EXERCISE OBJECTIVE =>
From the entries below, report how many lines contain the string "district". Give only that number.

DATA RECORDS =>
--- begin ---
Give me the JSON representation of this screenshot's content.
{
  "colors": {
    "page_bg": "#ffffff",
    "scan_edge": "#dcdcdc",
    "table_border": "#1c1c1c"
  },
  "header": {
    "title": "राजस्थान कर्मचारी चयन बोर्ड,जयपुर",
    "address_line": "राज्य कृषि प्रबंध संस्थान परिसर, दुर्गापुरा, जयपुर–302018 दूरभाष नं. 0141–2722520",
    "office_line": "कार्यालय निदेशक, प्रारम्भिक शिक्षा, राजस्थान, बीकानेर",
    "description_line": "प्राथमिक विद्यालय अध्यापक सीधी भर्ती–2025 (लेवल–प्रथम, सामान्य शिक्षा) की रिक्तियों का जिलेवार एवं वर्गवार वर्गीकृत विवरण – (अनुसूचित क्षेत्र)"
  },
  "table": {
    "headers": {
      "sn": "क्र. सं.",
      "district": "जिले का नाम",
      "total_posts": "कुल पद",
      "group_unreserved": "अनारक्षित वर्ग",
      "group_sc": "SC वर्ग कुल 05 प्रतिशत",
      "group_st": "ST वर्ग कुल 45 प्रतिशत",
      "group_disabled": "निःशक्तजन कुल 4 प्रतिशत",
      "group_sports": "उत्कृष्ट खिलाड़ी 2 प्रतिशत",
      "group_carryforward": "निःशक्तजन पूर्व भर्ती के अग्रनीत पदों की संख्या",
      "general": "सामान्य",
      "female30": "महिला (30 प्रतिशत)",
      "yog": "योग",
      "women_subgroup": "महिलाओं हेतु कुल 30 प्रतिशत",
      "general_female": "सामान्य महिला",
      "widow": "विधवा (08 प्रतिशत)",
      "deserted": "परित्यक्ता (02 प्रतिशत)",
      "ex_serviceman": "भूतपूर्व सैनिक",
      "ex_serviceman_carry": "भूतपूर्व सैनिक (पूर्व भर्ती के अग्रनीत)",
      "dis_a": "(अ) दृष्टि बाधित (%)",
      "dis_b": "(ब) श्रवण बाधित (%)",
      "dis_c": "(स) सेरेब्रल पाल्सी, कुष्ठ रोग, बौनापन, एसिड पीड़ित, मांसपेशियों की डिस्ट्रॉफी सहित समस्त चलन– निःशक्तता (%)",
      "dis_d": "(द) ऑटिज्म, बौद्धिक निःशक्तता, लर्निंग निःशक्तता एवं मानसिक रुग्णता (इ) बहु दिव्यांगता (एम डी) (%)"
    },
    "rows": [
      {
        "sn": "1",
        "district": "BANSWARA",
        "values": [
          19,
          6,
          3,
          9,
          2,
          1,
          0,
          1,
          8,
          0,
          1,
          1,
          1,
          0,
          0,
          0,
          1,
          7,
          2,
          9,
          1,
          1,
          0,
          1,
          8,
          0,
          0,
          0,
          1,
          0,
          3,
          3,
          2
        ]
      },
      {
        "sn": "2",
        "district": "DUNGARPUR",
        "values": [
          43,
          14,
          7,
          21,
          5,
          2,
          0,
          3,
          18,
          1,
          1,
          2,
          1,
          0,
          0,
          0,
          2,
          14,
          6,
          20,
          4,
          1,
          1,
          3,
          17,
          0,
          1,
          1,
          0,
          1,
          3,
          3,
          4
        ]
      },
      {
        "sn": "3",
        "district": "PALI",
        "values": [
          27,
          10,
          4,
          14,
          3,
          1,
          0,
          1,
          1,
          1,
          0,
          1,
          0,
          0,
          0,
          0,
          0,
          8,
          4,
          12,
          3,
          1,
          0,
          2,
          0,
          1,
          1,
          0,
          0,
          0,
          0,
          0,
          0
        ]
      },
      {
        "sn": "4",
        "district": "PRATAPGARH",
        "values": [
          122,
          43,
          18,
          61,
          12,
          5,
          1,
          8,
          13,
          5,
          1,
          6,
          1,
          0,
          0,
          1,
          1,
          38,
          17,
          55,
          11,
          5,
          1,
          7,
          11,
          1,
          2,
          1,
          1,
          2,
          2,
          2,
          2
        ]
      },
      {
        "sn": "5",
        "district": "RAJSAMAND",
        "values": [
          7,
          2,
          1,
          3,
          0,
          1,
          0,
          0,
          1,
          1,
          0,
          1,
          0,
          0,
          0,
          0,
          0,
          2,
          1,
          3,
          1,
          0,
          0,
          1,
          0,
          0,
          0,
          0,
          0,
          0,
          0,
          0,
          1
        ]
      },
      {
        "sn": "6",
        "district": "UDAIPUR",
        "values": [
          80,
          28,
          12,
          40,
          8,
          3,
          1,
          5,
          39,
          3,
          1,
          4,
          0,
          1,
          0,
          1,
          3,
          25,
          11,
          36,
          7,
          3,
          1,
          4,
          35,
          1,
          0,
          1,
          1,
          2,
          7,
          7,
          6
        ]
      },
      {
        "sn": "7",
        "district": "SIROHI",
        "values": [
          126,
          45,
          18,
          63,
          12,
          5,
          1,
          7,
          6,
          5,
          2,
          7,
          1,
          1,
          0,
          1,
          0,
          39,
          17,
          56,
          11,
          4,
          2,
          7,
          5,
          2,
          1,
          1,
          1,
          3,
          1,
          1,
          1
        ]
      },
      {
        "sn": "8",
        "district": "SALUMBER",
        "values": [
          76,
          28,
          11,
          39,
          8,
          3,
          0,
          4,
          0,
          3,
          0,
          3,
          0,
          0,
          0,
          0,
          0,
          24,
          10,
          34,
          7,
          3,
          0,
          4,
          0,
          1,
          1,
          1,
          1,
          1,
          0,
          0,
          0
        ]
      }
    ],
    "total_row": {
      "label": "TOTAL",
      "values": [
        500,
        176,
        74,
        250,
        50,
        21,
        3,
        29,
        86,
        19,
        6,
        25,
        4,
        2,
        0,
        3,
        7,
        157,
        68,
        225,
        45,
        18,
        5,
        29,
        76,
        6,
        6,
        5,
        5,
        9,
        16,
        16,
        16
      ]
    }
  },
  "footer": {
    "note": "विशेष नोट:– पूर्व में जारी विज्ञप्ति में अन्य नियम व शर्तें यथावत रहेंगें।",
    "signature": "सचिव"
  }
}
--- end ---
PROBLEM SOLUTION =>
9